--- Start Material provided ---
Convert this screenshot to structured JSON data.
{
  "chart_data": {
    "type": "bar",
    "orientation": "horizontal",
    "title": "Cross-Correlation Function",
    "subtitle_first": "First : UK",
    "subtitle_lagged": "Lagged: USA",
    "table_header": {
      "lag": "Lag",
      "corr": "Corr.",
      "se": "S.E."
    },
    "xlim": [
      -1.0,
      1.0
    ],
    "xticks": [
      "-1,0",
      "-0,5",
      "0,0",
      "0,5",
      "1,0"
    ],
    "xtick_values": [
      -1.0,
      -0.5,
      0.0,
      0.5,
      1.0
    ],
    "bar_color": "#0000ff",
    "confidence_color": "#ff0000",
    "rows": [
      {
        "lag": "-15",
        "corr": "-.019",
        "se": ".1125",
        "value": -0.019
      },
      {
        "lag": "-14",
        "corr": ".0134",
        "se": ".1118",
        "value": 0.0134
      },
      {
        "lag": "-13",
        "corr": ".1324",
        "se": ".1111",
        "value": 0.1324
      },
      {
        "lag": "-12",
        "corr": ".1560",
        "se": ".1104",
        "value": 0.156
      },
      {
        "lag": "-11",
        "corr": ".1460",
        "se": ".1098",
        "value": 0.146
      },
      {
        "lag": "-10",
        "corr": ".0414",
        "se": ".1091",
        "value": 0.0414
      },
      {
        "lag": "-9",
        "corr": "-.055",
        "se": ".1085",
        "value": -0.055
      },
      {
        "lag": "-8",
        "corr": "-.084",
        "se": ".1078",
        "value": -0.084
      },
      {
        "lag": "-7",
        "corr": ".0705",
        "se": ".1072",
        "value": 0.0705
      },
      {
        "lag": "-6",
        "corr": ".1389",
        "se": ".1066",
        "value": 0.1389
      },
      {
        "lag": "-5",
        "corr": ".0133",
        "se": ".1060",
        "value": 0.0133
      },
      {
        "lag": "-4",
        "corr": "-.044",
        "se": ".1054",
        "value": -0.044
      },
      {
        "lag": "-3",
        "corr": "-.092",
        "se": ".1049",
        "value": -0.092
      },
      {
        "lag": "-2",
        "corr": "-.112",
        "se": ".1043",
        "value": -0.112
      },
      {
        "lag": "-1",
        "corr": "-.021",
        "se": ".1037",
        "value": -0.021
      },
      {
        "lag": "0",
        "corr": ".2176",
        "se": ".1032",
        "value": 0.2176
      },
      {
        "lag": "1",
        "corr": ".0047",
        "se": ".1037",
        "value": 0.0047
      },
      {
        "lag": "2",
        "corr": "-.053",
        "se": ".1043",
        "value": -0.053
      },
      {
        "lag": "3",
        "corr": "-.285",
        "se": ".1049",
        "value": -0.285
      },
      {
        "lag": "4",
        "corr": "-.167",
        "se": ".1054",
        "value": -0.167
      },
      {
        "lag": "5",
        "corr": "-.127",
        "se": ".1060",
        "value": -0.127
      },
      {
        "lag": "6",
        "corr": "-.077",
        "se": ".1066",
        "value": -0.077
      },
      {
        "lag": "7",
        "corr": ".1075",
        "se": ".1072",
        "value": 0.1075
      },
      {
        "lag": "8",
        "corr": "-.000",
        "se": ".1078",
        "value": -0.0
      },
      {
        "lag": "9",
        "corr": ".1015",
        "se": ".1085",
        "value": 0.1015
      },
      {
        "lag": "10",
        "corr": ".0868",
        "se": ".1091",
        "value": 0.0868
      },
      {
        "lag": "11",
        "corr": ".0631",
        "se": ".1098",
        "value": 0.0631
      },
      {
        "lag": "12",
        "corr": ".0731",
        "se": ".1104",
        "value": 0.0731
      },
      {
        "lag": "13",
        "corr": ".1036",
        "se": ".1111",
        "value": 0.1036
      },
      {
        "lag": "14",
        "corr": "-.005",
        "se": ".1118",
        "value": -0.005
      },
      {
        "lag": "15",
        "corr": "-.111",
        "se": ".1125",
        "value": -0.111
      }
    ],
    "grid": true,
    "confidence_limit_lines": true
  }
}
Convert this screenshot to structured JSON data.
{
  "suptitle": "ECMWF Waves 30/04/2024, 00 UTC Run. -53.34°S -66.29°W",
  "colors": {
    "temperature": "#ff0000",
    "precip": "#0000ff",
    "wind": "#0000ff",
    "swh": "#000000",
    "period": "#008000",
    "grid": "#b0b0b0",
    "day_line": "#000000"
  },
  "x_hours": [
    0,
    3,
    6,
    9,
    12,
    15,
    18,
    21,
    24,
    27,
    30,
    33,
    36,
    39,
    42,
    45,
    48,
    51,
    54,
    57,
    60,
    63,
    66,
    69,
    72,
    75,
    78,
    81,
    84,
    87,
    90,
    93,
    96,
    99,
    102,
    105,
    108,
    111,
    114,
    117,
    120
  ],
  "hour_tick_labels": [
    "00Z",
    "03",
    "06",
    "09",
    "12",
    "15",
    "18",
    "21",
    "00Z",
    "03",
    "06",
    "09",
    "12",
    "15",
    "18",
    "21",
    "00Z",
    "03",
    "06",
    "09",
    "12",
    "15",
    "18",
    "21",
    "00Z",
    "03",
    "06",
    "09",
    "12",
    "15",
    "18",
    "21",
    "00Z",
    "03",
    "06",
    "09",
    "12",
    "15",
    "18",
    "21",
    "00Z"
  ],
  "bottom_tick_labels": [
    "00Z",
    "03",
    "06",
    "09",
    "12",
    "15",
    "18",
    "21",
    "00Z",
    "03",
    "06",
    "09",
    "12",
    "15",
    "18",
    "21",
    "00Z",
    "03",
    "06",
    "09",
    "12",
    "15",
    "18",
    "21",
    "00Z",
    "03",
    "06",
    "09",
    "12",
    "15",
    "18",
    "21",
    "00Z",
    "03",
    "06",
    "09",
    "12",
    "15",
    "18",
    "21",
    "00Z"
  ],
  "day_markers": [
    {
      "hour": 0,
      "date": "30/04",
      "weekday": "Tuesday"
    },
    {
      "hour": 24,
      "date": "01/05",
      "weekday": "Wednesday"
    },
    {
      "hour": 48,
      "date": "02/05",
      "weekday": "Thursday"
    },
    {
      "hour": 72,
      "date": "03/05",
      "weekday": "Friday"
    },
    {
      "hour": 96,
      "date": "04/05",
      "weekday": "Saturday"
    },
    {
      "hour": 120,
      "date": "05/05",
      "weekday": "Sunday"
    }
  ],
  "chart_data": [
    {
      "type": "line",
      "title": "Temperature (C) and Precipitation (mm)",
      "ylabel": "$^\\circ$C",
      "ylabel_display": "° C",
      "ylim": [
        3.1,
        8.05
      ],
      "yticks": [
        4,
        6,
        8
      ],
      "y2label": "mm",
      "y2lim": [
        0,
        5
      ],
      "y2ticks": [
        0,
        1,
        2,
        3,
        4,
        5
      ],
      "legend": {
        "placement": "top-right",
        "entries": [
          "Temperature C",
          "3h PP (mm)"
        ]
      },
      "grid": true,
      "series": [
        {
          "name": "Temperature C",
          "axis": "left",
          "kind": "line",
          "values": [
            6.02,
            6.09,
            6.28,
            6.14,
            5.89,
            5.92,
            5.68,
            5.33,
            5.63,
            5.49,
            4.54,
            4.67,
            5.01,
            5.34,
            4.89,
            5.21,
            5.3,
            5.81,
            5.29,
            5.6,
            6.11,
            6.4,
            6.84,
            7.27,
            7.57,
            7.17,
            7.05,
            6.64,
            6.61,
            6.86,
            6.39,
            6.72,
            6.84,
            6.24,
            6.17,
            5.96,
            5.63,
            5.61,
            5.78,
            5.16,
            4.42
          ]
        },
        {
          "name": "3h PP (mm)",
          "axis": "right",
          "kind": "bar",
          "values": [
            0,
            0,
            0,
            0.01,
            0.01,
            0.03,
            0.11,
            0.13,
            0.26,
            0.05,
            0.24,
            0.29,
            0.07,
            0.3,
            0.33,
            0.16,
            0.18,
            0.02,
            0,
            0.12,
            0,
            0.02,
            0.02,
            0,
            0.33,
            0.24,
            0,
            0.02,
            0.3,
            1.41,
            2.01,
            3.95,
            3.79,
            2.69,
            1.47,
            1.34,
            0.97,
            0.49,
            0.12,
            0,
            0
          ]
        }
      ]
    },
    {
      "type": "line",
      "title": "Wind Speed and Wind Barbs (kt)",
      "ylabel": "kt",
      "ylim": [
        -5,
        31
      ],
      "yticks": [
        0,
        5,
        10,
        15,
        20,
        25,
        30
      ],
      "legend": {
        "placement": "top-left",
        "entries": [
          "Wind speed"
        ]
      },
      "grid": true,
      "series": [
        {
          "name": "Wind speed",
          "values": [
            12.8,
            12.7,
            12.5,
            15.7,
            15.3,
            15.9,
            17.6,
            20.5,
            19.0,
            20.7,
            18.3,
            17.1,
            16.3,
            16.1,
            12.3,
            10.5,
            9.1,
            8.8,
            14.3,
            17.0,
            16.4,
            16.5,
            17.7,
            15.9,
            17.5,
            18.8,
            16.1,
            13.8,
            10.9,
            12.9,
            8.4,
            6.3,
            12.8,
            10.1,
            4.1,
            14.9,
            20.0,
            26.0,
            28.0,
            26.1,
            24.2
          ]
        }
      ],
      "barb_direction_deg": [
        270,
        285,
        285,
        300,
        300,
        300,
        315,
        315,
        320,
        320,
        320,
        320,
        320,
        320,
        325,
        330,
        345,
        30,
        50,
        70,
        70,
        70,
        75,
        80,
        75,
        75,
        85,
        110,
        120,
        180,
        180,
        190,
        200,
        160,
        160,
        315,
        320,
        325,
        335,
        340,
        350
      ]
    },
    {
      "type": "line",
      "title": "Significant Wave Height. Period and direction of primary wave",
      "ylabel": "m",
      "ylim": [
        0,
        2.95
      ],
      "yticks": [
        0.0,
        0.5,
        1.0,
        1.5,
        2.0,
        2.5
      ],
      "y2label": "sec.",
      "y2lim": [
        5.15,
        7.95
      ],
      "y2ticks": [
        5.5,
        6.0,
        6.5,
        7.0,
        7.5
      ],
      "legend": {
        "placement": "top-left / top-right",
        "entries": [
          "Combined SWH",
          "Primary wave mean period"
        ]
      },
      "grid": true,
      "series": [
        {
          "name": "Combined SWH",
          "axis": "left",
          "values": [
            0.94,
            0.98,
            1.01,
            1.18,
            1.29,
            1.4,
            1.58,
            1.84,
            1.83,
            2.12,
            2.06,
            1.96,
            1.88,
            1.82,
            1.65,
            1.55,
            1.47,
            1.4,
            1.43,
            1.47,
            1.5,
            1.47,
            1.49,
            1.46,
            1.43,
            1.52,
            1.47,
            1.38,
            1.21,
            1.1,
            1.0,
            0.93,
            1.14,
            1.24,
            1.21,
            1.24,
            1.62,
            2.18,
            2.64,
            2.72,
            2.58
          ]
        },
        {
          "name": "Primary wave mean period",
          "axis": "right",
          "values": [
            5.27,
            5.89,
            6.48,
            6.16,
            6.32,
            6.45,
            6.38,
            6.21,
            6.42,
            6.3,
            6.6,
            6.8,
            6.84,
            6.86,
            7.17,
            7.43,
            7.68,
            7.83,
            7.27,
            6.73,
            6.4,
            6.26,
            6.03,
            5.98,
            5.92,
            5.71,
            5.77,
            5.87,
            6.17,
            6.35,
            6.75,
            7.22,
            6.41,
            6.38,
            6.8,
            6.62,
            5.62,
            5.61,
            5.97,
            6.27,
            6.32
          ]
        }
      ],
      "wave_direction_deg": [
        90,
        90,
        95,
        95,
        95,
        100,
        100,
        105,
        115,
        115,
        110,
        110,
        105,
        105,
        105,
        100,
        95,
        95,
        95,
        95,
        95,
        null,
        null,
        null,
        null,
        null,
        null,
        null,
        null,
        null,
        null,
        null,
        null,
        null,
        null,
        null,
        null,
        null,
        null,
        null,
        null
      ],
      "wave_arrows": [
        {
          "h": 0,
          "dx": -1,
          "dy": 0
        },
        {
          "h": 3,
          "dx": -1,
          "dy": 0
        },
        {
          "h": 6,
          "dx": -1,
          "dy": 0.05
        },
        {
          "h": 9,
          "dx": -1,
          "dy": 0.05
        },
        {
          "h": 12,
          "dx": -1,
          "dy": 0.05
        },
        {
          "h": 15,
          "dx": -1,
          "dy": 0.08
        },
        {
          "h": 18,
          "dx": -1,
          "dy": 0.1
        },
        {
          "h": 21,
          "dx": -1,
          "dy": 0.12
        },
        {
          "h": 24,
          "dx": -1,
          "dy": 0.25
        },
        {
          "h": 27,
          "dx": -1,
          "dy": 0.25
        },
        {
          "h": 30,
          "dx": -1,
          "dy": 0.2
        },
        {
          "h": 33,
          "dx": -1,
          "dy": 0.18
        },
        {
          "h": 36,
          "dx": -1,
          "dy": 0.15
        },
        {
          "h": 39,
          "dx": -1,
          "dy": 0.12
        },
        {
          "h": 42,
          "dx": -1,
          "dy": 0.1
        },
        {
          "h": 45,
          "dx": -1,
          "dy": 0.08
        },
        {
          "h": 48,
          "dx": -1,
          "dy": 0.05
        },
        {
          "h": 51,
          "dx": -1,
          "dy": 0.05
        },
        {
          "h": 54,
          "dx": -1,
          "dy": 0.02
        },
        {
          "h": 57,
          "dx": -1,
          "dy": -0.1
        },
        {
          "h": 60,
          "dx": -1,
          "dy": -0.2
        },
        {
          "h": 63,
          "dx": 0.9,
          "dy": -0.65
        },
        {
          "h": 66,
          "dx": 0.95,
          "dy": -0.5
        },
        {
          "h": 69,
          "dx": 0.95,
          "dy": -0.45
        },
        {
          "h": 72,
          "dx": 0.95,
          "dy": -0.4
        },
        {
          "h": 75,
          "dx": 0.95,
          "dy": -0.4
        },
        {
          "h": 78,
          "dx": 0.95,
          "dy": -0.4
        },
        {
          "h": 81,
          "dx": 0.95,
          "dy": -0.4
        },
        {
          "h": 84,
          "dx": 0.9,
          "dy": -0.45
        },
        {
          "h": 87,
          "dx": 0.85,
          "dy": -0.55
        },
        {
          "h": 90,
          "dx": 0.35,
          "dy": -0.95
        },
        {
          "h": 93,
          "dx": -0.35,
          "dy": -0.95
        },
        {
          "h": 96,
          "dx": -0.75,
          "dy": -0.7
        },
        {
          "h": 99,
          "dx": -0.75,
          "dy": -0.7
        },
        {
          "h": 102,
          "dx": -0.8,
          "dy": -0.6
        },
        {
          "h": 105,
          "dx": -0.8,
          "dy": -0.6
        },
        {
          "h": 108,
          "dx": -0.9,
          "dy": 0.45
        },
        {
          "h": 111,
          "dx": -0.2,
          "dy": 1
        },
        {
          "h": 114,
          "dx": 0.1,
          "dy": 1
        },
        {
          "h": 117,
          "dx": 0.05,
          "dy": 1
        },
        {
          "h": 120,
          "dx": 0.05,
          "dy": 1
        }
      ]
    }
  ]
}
--- End Material provided ---
Search the lines above for the string "date", then show every one that has it.

      "date": "30/04",
      "date": "01/05",
      "date": "02/05",
      "date": "03/05",
      "date": "04/05",
      "date": "05/05",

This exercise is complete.